- [JOB]: Tally the lines that hold the string "JSON", and reply with the count alone.

- [EXCERPTED RECORDS]:
** Start **

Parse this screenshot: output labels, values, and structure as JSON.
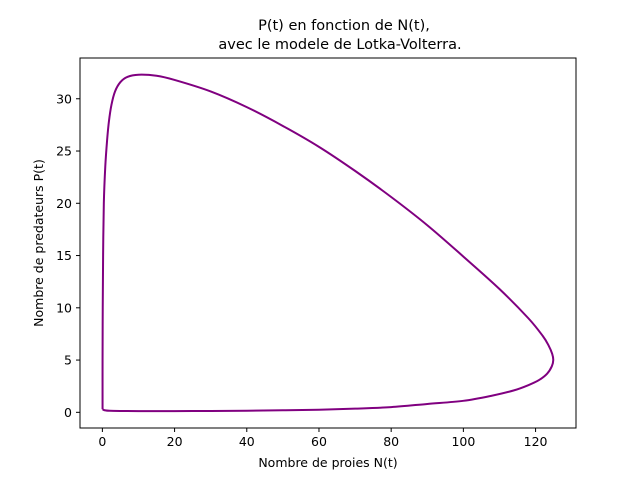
{
  "chart_data": {
    "type": "line",
    "title_lines": [
      "P(t) en fonction de N(t),",
      "avec le modele de Lotka-Volterra."
    ],
    "xlabel": "Nombre de proies N(t)",
    "ylabel": "Nombre de predateurs P(t)",
    "xlim": [
      -6.2,
      131.2
    ],
    "ylim": [
      -1.5,
      33.9
    ],
    "x_ticks": [
      0,
      20,
      40,
      60,
      80,
      100,
      120
    ],
    "y_ticks": [
      0,
      5,
      10,
      15,
      20,
      25,
      30
    ],
    "grid": false,
    "legend": "none",
    "series": [
      {
        "color": "#800080",
        "points": [
          [
            0.05,
            0.3
          ],
          [
            0.6,
            0.2
          ],
          [
            2,
            0.15
          ],
          [
            5,
            0.13
          ],
          [
            10,
            0.12
          ],
          [
            20,
            0.12
          ],
          [
            30,
            0.13
          ],
          [
            40,
            0.15
          ],
          [
            50,
            0.2
          ],
          [
            60,
            0.25
          ],
          [
            70,
            0.35
          ],
          [
            80,
            0.5
          ],
          [
            90,
            0.8
          ],
          [
            100,
            1.1
          ],
          [
            108,
            1.6
          ],
          [
            114,
            2.1
          ],
          [
            118,
            2.6
          ],
          [
            121,
            3.1
          ],
          [
            123.2,
            3.7
          ],
          [
            124.5,
            4.4
          ],
          [
            124.9,
            5.0
          ],
          [
            124.6,
            5.6
          ],
          [
            123.6,
            6.4
          ],
          [
            122,
            7.3
          ],
          [
            118,
            9.0
          ],
          [
            110,
            11.8
          ],
          [
            100,
            14.9
          ],
          [
            90,
            17.9
          ],
          [
            80,
            20.6
          ],
          [
            70,
            23.1
          ],
          [
            60,
            25.4
          ],
          [
            50,
            27.4
          ],
          [
            40,
            29.2
          ],
          [
            30,
            30.7
          ],
          [
            20,
            31.8
          ],
          [
            15,
            32.2
          ],
          [
            10,
            32.3
          ],
          [
            7,
            32.1
          ],
          [
            5,
            31.6
          ],
          [
            3.5,
            30.7
          ],
          [
            2.5,
            29.4
          ],
          [
            1.8,
            27.8
          ],
          [
            1.3,
            26.0
          ],
          [
            0.8,
            23.5
          ],
          [
            0.4,
            20.0
          ],
          [
            0.2,
            15.0
          ],
          [
            0.1,
            10.0
          ],
          [
            0.05,
            5.0
          ],
          [
            0.05,
            0.3
          ]
        ]
      }
    ]
  }
}
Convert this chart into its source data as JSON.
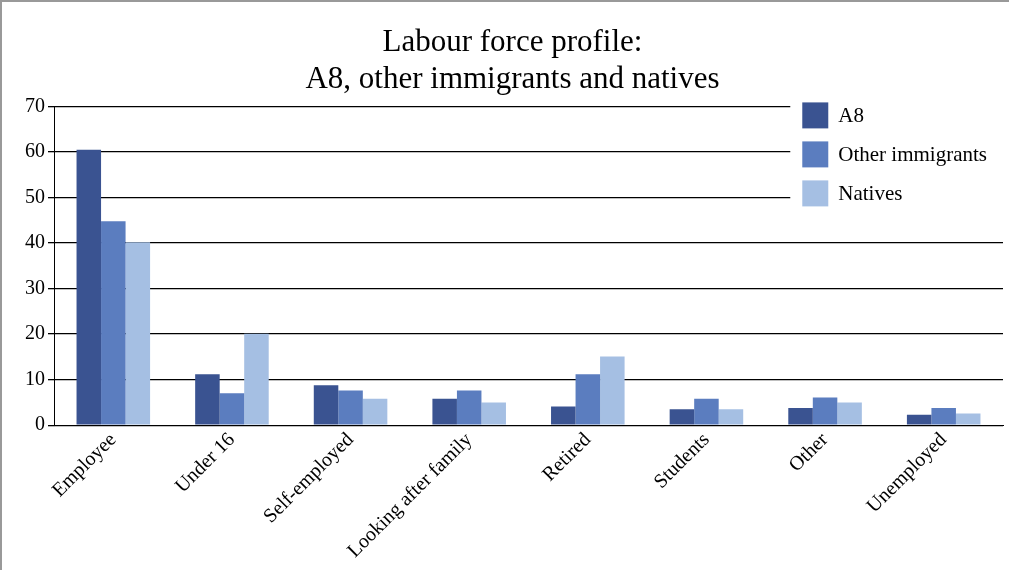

** End **

- [WRITTEN ANSWER]: 2